══ PAGE TEXT ══

I have seen many outstanding photos in this forum and this one deserves one of the top spots in the ‘art photo’ category.
If you want, you can tell us the story behind this image, but in any case, I must compliment you. 👍
Thank you Gianluca. I'll try to explain. I was asked by the conductor who leans on this piano, to take some portraits of his female singing choir. It was a very narrow room and I had to do my best. Two soft lights to each side, in a 45 degrees angle. On my monitor black is black and their jackets are bottle green as I call it.
But the image is done inn RGB not sRGB, and my monitor is also in RGB. Best option for printing. I also make images into pdf whereas no colours go amiss when to print.
In this case some as you, have said that colours of my images may differ on their monitors compared to my initial colours. But my colours stay true even on my phone and pads, to how I have explained. Maybe without insinuating anything, but...
Please whoever feel to comment, give me feed back on this issue. There was however a colour cast I had to deal with in that room.

The smiles and eventually laughter, were absolutely genuine. But I guess I am " funny" guy.
But art, - that is far fetched.
 
My monitor is an EIZO CS230 which is supposed to reproduce almost the entire Adobe RGB colour space (a wider space than sRGB), and with whatever application I open this picture of yours (Chrome, Firefox, GIMP, Darktable, etc.) the darker areas of the image appear bluish and lighter than black.
In the screenshot below you should see a black frame around the photo that is darker than the darkest detail in your photo (e.g. a shadow area on the piano, which I assume should be black). If in your devices the frame is as dark as the darkest shadows in this photo, you and I obviously have very different settings.

═══

- **THINGS TO DO**:
**1)** Which monitor model is named in the last post of the forum thread about the choir photo?
**2)** Write a continuation of the forum thread about the choir photo, starting after its final sentence.
The listing that comes next has no part in this.

══ COLLECTED DATA ══

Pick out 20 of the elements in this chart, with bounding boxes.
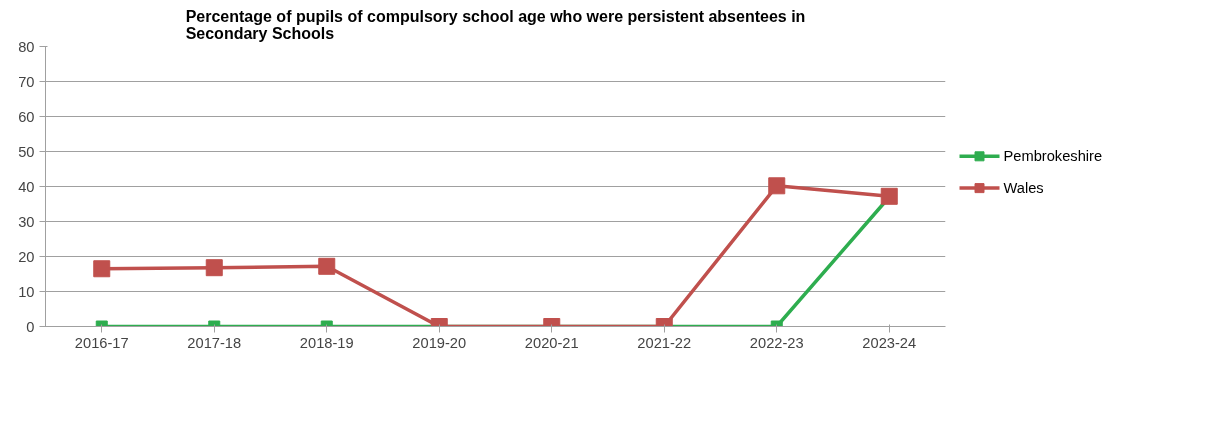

═══

- **RESPONSES FOR EACH TASK**:
**1)** An EIZO CS230.

**2)**
2024-12-09_14-56.jpg

Opening the photo with GIMP I see that a Display P3 colour profile (Copyright Apple) has been applied. Now, I am not an expert on the subject, but from what I understand, some applications are not colour managed, which means they do not convert correctly from the source colour space (i.e. Display P3) to the target colour space (usually sRGB for most monitors or Adobe RGB in my case). On the web there are many discussions on the subject and also conflicting opinions: those who say to always convert to sRGB for browser display (obviously not for printing) and those who say not to.
But perhaps that is not the problem. I don't know.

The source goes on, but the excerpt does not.